Report all lines from the entries below in which "Študent" appears.

#### DATA RECORDS

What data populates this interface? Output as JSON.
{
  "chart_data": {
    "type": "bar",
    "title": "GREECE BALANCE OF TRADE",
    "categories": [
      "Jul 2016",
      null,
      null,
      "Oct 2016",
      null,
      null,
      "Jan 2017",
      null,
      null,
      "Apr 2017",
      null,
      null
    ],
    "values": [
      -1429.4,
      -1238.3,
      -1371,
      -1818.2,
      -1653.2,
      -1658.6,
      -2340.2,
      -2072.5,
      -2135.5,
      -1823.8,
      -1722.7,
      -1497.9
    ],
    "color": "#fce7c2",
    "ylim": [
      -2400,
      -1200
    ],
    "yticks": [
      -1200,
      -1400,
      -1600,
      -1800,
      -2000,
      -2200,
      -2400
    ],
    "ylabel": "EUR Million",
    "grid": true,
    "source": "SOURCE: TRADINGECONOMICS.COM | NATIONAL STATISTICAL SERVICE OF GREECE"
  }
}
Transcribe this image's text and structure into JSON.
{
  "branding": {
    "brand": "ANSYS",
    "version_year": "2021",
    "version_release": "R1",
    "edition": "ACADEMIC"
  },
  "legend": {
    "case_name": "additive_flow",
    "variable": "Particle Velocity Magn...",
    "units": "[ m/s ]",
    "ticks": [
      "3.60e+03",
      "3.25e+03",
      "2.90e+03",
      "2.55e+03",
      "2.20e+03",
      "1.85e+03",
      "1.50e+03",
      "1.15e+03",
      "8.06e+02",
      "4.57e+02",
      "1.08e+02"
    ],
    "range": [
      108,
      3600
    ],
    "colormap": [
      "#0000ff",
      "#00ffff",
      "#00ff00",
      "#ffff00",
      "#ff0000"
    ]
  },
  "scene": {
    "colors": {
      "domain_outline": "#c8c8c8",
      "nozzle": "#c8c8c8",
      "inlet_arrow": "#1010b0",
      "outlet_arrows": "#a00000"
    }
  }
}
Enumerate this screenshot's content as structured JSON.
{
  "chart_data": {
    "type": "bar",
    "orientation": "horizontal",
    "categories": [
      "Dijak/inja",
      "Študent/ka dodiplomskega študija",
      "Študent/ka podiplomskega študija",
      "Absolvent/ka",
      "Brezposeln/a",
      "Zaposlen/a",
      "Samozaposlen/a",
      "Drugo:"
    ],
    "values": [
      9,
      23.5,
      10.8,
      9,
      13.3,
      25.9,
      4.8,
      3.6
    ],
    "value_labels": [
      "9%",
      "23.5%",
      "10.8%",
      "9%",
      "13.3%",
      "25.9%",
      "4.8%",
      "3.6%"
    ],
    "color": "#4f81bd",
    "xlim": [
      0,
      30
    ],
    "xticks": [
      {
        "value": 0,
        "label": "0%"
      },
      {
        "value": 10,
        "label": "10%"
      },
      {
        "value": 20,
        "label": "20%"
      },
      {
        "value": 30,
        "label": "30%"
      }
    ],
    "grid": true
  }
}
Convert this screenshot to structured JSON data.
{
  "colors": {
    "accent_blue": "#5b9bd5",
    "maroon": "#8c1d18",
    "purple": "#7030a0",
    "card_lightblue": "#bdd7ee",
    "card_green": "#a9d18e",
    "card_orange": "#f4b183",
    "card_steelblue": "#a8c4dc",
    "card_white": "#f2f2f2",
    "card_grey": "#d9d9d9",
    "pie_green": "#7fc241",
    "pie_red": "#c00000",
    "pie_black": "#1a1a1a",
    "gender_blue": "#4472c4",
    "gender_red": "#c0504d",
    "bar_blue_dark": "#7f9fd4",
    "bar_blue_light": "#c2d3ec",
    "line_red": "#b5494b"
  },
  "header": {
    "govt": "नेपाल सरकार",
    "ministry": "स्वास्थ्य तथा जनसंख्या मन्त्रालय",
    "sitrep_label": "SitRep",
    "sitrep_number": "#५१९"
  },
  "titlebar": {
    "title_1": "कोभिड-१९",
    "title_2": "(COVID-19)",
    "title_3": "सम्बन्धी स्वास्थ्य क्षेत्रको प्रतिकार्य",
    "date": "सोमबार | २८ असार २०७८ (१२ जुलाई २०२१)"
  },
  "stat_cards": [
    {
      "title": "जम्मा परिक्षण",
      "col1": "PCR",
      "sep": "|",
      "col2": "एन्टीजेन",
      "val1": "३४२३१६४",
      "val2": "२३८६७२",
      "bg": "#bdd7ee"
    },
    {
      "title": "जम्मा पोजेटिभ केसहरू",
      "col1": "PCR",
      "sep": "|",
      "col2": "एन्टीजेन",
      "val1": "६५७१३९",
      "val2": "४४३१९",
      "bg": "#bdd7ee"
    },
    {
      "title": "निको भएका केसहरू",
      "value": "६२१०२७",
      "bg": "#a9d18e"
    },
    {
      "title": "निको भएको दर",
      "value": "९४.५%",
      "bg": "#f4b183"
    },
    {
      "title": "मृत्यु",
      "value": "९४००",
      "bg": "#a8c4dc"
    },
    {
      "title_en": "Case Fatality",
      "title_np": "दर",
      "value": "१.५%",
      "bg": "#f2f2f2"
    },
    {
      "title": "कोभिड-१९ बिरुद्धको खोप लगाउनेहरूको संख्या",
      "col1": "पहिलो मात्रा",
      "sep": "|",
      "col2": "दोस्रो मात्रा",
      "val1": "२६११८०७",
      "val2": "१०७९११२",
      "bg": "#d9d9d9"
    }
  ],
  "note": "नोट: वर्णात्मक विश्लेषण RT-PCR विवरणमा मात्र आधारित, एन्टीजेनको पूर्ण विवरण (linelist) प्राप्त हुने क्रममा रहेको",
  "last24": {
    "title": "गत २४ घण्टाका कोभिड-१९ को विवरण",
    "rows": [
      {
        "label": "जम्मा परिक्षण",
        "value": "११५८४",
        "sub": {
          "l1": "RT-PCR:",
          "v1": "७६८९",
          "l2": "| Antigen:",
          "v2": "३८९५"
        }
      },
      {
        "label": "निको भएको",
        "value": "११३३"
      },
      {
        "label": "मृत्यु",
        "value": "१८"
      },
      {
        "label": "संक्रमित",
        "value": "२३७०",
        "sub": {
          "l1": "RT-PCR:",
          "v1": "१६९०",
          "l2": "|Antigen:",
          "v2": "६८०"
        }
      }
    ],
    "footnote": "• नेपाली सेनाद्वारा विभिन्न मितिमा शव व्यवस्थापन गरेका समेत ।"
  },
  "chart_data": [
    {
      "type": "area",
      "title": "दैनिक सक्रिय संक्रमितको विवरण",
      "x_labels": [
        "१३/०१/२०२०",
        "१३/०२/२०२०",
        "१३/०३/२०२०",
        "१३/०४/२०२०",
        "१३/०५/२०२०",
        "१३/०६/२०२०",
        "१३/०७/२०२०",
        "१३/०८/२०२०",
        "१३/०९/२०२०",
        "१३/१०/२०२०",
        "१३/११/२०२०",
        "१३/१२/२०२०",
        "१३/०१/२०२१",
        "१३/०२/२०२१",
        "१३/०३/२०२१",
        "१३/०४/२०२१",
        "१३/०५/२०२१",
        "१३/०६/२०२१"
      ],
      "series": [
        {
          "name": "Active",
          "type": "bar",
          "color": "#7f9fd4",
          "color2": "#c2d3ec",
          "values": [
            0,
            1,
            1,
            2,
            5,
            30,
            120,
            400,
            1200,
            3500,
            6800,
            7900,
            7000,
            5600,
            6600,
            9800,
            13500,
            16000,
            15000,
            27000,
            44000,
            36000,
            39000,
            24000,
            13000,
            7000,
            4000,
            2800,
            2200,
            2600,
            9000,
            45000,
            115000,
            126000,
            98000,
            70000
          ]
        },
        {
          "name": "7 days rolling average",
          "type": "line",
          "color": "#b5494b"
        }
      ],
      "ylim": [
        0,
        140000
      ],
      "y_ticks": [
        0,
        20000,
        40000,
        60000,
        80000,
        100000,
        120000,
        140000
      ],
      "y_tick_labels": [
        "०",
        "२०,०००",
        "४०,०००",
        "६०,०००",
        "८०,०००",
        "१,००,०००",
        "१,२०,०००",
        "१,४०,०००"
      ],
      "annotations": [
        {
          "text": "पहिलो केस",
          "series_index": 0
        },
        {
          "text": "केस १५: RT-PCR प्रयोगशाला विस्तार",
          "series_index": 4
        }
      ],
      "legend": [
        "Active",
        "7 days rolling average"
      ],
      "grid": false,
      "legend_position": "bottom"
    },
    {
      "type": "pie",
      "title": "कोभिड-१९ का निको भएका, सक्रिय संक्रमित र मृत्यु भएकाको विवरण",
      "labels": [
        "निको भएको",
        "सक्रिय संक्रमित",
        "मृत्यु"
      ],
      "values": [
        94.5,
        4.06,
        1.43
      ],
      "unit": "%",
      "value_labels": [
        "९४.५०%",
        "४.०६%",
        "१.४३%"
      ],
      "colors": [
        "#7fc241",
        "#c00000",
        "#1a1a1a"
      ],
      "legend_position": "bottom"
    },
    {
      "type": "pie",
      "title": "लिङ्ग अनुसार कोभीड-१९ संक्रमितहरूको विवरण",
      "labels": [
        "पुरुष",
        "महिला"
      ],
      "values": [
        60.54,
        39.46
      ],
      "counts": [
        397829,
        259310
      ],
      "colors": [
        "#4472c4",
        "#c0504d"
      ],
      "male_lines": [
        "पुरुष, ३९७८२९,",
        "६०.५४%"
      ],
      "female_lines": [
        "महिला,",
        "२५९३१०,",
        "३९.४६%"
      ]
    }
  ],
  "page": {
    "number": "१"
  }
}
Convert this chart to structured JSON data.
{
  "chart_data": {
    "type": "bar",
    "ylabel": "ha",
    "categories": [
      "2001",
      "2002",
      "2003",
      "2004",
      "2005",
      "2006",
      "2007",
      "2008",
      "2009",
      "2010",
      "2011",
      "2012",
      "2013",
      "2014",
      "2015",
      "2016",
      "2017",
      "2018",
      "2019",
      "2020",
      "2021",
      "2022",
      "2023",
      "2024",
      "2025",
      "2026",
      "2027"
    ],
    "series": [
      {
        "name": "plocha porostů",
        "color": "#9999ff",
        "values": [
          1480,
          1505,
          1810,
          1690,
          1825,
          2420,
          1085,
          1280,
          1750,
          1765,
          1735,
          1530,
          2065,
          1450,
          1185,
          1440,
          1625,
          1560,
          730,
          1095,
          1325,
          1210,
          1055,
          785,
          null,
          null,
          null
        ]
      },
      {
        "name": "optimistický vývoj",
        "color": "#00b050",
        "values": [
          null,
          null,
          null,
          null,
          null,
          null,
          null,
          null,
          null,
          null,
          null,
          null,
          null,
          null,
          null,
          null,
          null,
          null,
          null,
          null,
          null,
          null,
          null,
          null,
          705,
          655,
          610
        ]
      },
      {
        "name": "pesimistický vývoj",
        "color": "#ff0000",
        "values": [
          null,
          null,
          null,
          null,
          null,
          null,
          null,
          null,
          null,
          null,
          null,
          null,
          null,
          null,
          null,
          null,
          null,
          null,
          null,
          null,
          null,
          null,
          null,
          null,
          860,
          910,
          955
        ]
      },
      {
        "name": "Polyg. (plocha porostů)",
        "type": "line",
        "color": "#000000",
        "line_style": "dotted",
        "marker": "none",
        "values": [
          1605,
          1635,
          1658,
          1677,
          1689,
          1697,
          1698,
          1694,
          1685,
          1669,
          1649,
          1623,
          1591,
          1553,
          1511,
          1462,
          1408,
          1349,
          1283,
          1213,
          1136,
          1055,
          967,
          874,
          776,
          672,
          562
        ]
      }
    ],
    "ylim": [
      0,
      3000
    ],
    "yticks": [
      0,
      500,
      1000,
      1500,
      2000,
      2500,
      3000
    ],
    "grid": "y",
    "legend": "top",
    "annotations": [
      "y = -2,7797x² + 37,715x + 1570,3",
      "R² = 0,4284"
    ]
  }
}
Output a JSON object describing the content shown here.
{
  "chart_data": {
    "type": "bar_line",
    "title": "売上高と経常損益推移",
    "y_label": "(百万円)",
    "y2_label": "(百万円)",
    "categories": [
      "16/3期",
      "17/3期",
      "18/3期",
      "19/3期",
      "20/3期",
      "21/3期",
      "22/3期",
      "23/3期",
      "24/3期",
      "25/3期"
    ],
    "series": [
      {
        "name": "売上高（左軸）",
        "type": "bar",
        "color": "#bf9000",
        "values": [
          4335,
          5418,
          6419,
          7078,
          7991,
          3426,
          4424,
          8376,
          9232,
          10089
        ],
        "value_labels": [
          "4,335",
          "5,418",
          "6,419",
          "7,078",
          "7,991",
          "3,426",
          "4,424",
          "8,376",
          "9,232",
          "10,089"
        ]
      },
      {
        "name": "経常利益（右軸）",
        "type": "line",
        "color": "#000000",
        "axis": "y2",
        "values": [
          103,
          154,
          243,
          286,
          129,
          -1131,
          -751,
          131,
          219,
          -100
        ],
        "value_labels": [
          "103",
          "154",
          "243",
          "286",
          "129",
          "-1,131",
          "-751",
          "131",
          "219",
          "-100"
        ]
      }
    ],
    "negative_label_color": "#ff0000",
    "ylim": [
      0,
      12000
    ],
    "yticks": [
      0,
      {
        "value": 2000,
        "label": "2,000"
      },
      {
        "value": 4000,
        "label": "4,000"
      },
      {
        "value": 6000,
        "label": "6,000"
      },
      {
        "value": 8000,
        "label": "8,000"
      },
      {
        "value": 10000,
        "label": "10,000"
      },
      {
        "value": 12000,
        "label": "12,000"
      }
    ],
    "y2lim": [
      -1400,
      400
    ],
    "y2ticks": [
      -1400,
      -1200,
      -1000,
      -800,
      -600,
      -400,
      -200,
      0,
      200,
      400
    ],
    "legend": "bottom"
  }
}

########

EXERCISE ANSWER -
      "Študent/ka dodiplomskega študija",
      "Študent/ka podiplomskega študija",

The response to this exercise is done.